> **OBJECTIVE**
Wherever "JSON" appears in a line, copy that line.

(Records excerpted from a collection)

******

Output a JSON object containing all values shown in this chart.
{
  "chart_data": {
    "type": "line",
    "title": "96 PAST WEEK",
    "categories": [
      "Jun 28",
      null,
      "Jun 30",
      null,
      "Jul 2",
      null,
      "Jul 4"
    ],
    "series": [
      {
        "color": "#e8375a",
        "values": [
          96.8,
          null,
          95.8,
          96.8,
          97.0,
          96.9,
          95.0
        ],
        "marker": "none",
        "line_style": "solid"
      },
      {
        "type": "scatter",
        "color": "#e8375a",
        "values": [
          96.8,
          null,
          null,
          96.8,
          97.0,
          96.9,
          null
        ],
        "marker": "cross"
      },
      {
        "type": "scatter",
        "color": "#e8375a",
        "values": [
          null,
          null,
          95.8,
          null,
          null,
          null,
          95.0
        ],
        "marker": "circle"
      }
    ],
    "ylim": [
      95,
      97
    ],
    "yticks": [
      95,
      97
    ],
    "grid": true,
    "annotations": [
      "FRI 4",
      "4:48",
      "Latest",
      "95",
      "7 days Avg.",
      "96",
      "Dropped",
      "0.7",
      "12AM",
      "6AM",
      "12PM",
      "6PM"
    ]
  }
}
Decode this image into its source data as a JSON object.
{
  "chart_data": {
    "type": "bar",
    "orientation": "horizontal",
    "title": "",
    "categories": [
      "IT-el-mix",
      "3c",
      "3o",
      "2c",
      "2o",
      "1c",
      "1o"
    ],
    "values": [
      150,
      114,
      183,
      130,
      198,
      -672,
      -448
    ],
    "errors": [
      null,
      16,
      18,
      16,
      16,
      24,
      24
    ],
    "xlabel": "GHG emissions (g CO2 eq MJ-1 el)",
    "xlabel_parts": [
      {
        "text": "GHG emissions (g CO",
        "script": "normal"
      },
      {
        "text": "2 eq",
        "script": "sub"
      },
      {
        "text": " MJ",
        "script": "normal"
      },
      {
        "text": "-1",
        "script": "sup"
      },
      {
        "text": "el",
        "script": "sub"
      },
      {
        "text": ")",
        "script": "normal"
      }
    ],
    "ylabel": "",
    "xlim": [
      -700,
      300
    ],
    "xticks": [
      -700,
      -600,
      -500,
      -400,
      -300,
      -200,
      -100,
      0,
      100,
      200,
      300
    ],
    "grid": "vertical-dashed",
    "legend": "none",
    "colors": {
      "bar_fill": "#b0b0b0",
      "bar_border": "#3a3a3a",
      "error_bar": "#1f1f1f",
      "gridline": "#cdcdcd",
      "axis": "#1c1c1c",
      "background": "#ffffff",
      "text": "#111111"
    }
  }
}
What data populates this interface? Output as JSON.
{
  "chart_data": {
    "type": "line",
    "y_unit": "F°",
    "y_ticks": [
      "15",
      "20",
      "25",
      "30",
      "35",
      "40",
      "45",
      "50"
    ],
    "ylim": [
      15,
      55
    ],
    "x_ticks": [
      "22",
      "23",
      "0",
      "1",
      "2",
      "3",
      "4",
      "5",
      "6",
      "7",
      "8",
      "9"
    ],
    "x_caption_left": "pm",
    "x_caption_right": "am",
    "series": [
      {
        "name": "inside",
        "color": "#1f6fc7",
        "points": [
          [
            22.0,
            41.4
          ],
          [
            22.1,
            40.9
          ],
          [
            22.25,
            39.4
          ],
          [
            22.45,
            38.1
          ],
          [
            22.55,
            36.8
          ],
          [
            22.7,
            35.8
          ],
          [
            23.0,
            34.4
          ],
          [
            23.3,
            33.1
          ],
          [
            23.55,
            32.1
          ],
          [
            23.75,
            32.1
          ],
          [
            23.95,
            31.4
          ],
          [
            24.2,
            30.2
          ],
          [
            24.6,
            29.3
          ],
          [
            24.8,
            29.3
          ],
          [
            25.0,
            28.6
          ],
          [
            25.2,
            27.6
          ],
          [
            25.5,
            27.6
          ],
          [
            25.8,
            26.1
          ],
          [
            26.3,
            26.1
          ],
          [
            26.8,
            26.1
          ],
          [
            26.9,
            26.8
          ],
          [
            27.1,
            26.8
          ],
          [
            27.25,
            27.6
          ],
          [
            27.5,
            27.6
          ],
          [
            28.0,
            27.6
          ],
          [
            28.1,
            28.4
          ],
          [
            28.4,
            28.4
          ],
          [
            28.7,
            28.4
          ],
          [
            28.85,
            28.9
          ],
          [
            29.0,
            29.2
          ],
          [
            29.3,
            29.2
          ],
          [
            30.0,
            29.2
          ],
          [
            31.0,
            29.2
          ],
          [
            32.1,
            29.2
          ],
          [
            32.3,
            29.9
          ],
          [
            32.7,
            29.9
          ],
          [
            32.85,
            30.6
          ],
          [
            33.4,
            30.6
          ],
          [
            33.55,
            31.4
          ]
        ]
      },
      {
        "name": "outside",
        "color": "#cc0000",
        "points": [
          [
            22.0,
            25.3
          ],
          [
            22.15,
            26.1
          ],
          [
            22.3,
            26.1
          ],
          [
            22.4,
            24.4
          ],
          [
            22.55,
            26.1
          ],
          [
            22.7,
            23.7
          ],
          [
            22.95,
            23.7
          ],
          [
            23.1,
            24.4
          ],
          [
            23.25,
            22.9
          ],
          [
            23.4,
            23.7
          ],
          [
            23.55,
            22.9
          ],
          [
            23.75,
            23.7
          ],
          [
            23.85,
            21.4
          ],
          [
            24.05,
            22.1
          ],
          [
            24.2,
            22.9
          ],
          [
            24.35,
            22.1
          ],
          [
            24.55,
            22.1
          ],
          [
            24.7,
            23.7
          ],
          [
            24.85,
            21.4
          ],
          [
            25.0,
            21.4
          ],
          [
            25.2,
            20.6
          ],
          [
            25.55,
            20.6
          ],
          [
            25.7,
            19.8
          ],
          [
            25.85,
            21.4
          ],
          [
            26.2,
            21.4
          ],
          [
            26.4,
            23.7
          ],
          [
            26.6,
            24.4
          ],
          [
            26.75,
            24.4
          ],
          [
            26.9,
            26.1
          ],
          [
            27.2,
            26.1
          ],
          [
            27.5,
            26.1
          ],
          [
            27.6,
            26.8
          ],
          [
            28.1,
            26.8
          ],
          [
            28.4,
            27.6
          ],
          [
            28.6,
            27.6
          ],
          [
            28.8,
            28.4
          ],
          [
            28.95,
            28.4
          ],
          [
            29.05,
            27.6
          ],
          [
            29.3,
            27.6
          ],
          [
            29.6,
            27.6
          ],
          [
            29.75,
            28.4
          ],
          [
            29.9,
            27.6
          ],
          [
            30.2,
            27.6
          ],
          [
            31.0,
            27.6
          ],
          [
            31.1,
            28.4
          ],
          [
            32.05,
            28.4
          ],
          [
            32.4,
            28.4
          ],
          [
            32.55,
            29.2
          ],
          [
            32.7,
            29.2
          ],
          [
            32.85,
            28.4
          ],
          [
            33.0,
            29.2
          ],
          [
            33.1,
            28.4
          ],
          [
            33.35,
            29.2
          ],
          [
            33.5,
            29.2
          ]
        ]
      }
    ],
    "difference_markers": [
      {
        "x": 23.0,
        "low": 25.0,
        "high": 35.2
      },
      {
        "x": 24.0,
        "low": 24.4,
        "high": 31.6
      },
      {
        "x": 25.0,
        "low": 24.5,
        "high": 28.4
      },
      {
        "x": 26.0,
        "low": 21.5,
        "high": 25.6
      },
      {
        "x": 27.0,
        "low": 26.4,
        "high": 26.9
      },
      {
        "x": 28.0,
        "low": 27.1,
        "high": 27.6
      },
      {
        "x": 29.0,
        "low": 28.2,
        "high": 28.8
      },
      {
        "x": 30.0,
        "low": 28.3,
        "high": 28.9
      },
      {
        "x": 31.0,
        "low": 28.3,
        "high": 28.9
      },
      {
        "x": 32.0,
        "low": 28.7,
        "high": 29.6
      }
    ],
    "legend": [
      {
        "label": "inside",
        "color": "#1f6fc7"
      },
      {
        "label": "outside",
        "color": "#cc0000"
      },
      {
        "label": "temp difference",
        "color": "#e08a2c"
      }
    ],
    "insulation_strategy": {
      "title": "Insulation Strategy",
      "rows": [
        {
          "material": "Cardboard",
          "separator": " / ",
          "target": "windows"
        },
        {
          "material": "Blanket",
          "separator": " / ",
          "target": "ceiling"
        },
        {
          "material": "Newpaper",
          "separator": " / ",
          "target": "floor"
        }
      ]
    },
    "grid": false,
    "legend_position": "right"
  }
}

******

> **PROBLEM SOLUTION**
Output a JSON object containing all values shown in this chart.
Decode this image into its source data as a JSON object.
What data populates this interface? Output as JSON.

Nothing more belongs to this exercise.